--- START Records supplied ---

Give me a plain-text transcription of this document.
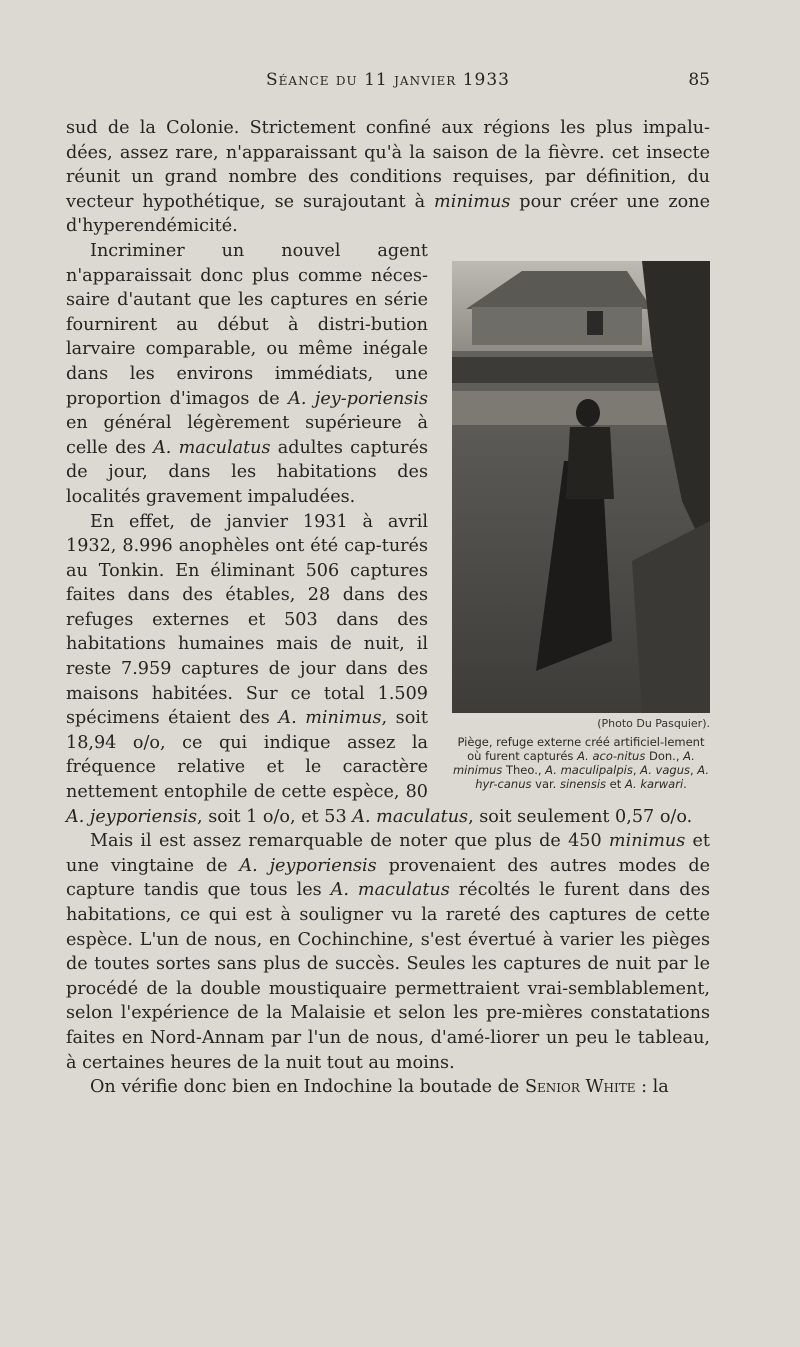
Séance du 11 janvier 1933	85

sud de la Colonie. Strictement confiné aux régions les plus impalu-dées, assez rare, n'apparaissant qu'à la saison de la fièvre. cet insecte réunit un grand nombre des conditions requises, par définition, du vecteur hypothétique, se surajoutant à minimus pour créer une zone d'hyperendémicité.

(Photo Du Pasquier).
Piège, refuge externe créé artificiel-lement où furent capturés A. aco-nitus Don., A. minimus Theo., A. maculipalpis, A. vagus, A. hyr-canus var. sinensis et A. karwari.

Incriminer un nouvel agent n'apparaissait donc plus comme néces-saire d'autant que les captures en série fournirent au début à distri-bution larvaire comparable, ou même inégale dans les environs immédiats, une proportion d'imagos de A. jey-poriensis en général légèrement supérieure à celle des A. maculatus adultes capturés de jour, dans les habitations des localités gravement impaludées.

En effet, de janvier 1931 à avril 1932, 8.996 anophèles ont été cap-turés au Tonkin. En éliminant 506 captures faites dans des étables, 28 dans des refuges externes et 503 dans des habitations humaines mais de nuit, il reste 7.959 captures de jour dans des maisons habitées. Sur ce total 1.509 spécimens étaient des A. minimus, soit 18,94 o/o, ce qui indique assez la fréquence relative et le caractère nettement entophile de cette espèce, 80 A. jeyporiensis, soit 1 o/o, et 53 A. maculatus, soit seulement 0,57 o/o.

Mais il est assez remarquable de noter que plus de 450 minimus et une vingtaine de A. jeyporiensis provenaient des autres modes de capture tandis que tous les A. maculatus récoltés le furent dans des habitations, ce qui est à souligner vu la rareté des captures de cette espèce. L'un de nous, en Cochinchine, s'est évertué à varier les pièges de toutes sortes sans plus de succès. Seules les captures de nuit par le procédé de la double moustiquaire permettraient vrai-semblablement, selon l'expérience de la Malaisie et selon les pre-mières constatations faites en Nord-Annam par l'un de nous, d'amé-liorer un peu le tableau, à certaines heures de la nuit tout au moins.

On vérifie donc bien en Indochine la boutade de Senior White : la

--- END Records supplied ---

_Requirement:_ Omit every picture, then reproduce the rest of the listing exactly.

_Task response:_
Give me a plain-text transcription of this document.
Séance du 11 janvier 1933	85

sud de la Colonie. Strictement confiné aux régions les plus impalu-dées, assez rare, n'apparaissant qu'à la saison de la fièvre. cet insecte réunit un grand nombre des conditions requises, par définition, du vecteur hypothétique, se surajoutant à minimus pour créer une zone d'hyperendémicité.

(Photo Du Pasquier).
Piège, refuge externe créé artificiel-lement où furent capturés A. aco-nitus Don., A. minimus Theo., A. maculipalpis, A. vagus, A. hyr-canus var. sinensis et A. karwari.

Incriminer un nouvel agent n'apparaissait donc plus comme néces-saire d'autant que les captures en série fournirent au début à distri-bution larvaire comparable, ou même inégale dans les environs immédiats, une proportion d'imagos de A. jey-poriensis en général légèrement supérieure à celle des A. maculatus adultes capturés de jour, dans les habitations des localités gravement impaludées.

En effet, de janvier 1931 à avril 1932, 8.996 anophèles ont été cap-turés au Tonkin. En éliminant 506 captures faites dans des étables, 28 dans des refuges externes et 503 dans des habitations humaines mais de nuit, il reste 7.959 captures de jour dans des maisons habitées. Sur ce total 1.509 spécimens étaient des A. minimus, soit 18,94 o/o, ce qui indique assez la fréquence relative et le caractère nettement entophile de cette espèce, 80 A. jeyporiensis, soit 1 o/o, et 53 A. maculatus, soit seulement 0,57 o/o.

Mais il est assez remarquable de noter que plus de 450 minimus et une vingtaine de A. jeyporiensis provenaient des autres modes de capture tandis que tous les A. maculatus récoltés le furent dans des habitations, ce qui est à souligner vu la rareté des captures de cette espèce. L'un de nous, en Cochinchine, s'est évertué à varier les pièges de toutes sortes sans plus de succès. Seules les captures de nuit par le procédé de la double moustiquaire permettraient vrai-semblablement, selon l'expérience de la Malaisie et selon les pre-mières constatations faites en Nord-Annam par l'un de nous, d'amé-liorer un peu le tableau, à certaines heures de la nuit tout au moins.

On vérifie donc bien en Indochine la boutade de Senior White : la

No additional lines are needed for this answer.